SHORT EXERCISE: Reproduce every line of the data below without changing anything.

DATASET ENTRIES:
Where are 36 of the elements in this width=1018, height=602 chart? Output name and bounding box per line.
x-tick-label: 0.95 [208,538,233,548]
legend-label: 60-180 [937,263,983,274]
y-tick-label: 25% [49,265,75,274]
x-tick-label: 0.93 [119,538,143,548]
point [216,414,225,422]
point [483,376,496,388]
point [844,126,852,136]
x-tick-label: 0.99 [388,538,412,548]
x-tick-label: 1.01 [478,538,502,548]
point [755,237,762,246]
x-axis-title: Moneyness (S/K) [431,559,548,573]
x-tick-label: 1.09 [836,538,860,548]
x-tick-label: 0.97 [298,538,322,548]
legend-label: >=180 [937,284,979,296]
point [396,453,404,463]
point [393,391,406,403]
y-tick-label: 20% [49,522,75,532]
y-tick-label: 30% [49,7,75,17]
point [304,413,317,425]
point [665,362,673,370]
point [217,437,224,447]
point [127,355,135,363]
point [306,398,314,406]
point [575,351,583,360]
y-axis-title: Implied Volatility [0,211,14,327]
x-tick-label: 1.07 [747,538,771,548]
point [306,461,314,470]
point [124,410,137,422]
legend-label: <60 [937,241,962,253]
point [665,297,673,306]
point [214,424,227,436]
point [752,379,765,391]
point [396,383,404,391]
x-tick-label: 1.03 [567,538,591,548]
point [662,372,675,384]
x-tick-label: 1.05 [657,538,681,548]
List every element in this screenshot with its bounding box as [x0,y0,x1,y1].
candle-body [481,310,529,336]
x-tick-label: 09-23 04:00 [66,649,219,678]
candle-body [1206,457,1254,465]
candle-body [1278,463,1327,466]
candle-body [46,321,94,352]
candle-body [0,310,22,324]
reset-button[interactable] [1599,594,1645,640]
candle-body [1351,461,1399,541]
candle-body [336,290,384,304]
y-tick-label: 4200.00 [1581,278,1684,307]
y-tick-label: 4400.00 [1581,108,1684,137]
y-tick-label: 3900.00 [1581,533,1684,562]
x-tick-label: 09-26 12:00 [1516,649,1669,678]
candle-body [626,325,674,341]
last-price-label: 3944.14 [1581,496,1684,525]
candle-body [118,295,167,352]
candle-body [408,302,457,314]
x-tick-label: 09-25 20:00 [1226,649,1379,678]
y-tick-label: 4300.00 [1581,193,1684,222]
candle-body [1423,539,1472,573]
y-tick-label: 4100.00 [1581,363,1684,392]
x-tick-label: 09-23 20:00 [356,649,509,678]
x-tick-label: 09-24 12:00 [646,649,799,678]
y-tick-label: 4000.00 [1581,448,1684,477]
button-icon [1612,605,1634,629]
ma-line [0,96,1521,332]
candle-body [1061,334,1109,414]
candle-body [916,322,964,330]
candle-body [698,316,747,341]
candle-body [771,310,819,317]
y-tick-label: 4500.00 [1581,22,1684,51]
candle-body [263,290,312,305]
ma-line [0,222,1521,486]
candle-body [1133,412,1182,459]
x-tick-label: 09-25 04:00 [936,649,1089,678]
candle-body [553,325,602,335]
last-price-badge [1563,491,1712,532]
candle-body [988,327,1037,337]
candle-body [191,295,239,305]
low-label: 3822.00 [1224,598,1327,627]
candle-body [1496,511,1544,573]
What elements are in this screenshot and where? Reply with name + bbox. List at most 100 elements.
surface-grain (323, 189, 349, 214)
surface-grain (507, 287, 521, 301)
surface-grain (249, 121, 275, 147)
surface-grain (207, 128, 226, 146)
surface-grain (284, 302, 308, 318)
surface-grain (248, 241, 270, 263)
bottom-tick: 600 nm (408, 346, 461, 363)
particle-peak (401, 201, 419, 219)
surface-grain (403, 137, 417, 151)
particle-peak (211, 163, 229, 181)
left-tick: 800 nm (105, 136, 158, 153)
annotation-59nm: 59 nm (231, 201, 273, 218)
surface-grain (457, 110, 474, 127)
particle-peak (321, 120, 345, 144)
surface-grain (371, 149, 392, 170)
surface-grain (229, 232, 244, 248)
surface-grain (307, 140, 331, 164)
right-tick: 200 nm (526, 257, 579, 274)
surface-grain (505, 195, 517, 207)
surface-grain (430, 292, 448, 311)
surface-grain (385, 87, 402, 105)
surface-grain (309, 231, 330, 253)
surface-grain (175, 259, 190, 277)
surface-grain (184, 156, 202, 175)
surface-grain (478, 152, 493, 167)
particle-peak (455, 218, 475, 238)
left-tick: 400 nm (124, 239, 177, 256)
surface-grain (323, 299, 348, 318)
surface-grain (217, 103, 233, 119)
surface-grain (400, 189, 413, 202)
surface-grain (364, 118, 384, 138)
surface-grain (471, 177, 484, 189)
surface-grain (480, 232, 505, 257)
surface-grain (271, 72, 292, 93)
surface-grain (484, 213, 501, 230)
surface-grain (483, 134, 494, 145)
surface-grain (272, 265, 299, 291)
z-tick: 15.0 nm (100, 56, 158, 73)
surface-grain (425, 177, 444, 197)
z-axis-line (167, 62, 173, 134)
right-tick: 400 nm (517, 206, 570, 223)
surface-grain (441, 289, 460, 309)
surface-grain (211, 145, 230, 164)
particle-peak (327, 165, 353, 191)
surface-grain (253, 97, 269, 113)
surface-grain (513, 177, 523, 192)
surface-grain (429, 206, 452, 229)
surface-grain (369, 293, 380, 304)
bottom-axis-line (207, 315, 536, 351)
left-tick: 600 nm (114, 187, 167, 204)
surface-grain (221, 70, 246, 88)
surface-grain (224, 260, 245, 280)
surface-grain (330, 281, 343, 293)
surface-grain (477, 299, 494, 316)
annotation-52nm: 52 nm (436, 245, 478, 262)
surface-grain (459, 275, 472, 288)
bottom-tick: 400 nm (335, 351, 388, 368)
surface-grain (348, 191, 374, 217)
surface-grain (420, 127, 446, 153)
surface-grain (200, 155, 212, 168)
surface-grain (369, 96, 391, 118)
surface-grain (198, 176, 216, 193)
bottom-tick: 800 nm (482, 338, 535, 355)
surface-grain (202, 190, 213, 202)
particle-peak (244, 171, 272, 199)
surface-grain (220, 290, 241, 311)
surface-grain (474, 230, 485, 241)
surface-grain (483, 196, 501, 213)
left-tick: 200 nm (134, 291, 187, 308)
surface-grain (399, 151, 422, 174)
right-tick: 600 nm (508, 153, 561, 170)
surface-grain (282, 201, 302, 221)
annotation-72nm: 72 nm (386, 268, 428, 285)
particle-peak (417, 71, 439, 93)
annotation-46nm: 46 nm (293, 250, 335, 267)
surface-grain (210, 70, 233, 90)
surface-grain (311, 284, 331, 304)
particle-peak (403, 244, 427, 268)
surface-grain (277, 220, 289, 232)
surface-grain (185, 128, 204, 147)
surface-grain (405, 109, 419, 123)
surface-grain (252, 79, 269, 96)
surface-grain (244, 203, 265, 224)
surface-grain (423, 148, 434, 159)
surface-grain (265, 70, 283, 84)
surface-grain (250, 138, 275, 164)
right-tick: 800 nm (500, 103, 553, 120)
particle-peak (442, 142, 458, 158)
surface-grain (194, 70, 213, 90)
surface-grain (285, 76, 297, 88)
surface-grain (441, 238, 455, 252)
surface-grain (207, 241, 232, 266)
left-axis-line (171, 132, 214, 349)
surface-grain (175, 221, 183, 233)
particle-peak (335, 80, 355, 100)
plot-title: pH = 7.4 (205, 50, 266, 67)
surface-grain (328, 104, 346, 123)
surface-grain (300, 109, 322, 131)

OUTPUT OF THE TASK:
Where are 36 of the elements in this width=1018, height=602 chart? Output name and bounding box per line.
x-tick-label: 0.95 [208,538,233,548]
legend-label: 60-180 [937,263,983,274]
y-tick-label: 25% [49,265,75,274]
x-tick-label: 0.93 [119,538,143,548]
point [216,414,225,422]
point [483,376,496,388]
point [844,126,852,136]
x-tick-label: 0.99 [388,538,412,548]
x-tick-label: 1.01 [478,538,502,548]
point [755,237,762,246]
x-axis-title: Moneyness (S/K) [431,559,548,573]
x-tick-label: 1.09 [836,538,860,548]
x-tick-label: 0.97 [298,538,322,548]
legend-label: >=180 [937,284,979,296]
point [396,453,404,463]
point [393,391,406,403]
y-tick-label: 20% [49,522,75,532]
y-tick-label: 30% [49,7,75,17]
point [304,413,317,425]
point [665,362,673,370]
point [217,437,224,447]
point [127,355,135,363]
point [306,398,314,406]
point [575,351,583,360]
y-axis-title: Implied Volatility [0,211,14,327]
x-tick-label: 1.07 [747,538,771,548]
point [306,461,314,470]
point [124,410,137,422]
legend-label: <60 [937,241,962,253]
point [665,297,673,306]
point [214,424,227,436]
point [752,379,765,391]
point [396,383,404,391]
x-tick-label: 1.03 [567,538,591,548]
point [662,372,675,384]
x-tick-label: 1.05 [657,538,681,548]
List every element in this screenshot with its bounding box as [x0,y0,x1,y1].
candle-body [481,310,529,336]
x-tick-label: 09-23 04:00 [66,649,219,678]
candle-body [1206,457,1254,465]
candle-body [1278,463,1327,466]
candle-body [46,321,94,352]
candle-body [0,310,22,324]
reset-button[interactable] [1599,594,1645,640]
candle-body [1351,461,1399,541]
candle-body [336,290,384,304]
y-tick-label: 4200.00 [1581,278,1684,307]
y-tick-label: 4400.00 [1581,108,1684,137]
y-tick-label: 3900.00 [1581,533,1684,562]
x-tick-label: 09-26 12:00 [1516,649,1669,678]
candle-body [626,325,674,341]
last-price-label: 3944.14 [1581,496,1684,525]
candle-body [118,295,167,352]
candle-body [408,302,457,314]
x-tick-label: 09-25 20:00 [1226,649,1379,678]
y-tick-label: 4300.00 [1581,193,1684,222]
candle-body [1423,539,1472,573]
y-tick-label: 4100.00 [1581,363,1684,392]
x-tick-label: 09-23 20:00 [356,649,509,678]
x-tick-label: 09-24 12:00 [646,649,799,678]
y-tick-label: 4000.00 [1581,448,1684,477]
button-icon [1612,605,1634,629]
ma-line [0,96,1521,332]
candle-body [1061,334,1109,414]
candle-body [916,322,964,330]
candle-body [698,316,747,341]
candle-body [771,310,819,317]
y-tick-label: 4500.00 [1581,22,1684,51]
candle-body [263,290,312,305]
ma-line [0,222,1521,486]
candle-body [1133,412,1182,459]
x-tick-label: 09-25 04:00 [936,649,1089,678]
candle-body [553,325,602,335]
last-price-badge [1563,491,1712,532]
candle-body [988,327,1037,337]
candle-body [191,295,239,305]
low-label: 3822.00 [1224,598,1327,627]
candle-body [1496,511,1544,573]
What elements are in this screenshot and where? Reply with name + bbox. List at most 100 elements.
surface-grain (323, 189, 349, 214)
surface-grain (507, 287, 521, 301)
surface-grain (249, 121, 275, 147)
surface-grain (207, 128, 226, 146)
surface-grain (284, 302, 308, 318)
surface-grain (248, 241, 270, 263)
bottom-tick: 600 nm (408, 346, 461, 363)
particle-peak (401, 201, 419, 219)
surface-grain (403, 137, 417, 151)
particle-peak (211, 163, 229, 181)
left-tick: 800 nm (105, 136, 158, 153)
annotation-59nm: 59 nm (231, 201, 273, 218)
surface-grain (457, 110, 474, 127)
particle-peak (321, 120, 345, 144)
surface-grain (371, 149, 392, 170)
surface-grain (229, 232, 244, 248)
surface-grain (307, 140, 331, 164)
right-tick: 200 nm (526, 257, 579, 274)
surface-grain (505, 195, 517, 207)
surface-grain (430, 292, 448, 311)
surface-grain (385, 87, 402, 105)
surface-grain (309, 231, 330, 253)
surface-grain (175, 259, 190, 277)
surface-grain (184, 156, 202, 175)
surface-grain (478, 152, 493, 167)
particle-peak (455, 218, 475, 238)
left-tick: 400 nm (124, 239, 177, 256)
surface-grain (323, 299, 348, 318)
surface-grain (217, 103, 233, 119)
surface-grain (400, 189, 413, 202)
surface-grain (364, 118, 384, 138)
surface-grain (471, 177, 484, 189)
surface-grain (480, 232, 505, 257)
surface-grain (271, 72, 292, 93)
surface-grain (484, 213, 501, 230)
surface-grain (483, 134, 494, 145)
surface-grain (272, 265, 299, 291)
z-tick: 15.0 nm (100, 56, 158, 73)
surface-grain (425, 177, 444, 197)
z-axis-line (167, 62, 173, 134)
right-tick: 400 nm (517, 206, 570, 223)
surface-grain (441, 289, 460, 309)
surface-grain (211, 145, 230, 164)
particle-peak (327, 165, 353, 191)
surface-grain (253, 97, 269, 113)
surface-grain (513, 177, 523, 192)
surface-grain (429, 206, 452, 229)
surface-grain (369, 293, 380, 304)
bottom-axis-line (207, 315, 536, 351)
left-tick: 600 nm (114, 187, 167, 204)
surface-grain (221, 70, 246, 88)
surface-grain (224, 260, 245, 280)
surface-grain (330, 281, 343, 293)
surface-grain (477, 299, 494, 316)
annotation-52nm: 52 nm (436, 245, 478, 262)
surface-grain (459, 275, 472, 288)
bottom-tick: 400 nm (335, 351, 388, 368)
surface-grain (348, 191, 374, 217)
surface-grain (420, 127, 446, 153)
surface-grain (200, 155, 212, 168)
surface-grain (369, 96, 391, 118)
surface-grain (198, 176, 216, 193)
bottom-tick: 800 nm (482, 338, 535, 355)
surface-grain (202, 190, 213, 202)
particle-peak (244, 171, 272, 199)
surface-grain (220, 290, 241, 311)
surface-grain (474, 230, 485, 241)
surface-grain (483, 196, 501, 213)
left-tick: 200 nm (134, 291, 187, 308)
surface-grain (399, 151, 422, 174)
right-tick: 600 nm (508, 153, 561, 170)
surface-grain (282, 201, 302, 221)
annotation-72nm: 72 nm (386, 268, 428, 285)
particle-peak (417, 71, 439, 93)
annotation-46nm: 46 nm (293, 250, 335, 267)
surface-grain (210, 70, 233, 90)
surface-grain (311, 284, 331, 304)
particle-peak (403, 244, 427, 268)
surface-grain (277, 220, 289, 232)
surface-grain (185, 128, 204, 147)
surface-grain (405, 109, 419, 123)
surface-grain (252, 79, 269, 96)
surface-grain (244, 203, 265, 224)
surface-grain (423, 148, 434, 159)
surface-grain (265, 70, 283, 84)
surface-grain (250, 138, 275, 164)
right-tick: 800 nm (500, 103, 553, 120)
particle-peak (442, 142, 458, 158)
surface-grain (194, 70, 213, 90)
surface-grain (285, 76, 297, 88)
surface-grain (441, 238, 455, 252)
surface-grain (207, 241, 232, 266)
left-axis-line (171, 132, 214, 349)
surface-grain (175, 221, 183, 233)
particle-peak (335, 80, 355, 100)
plot-title: pH = 7.4 (205, 50, 266, 67)
surface-grain (328, 104, 346, 123)
surface-grain (300, 109, 322, 131)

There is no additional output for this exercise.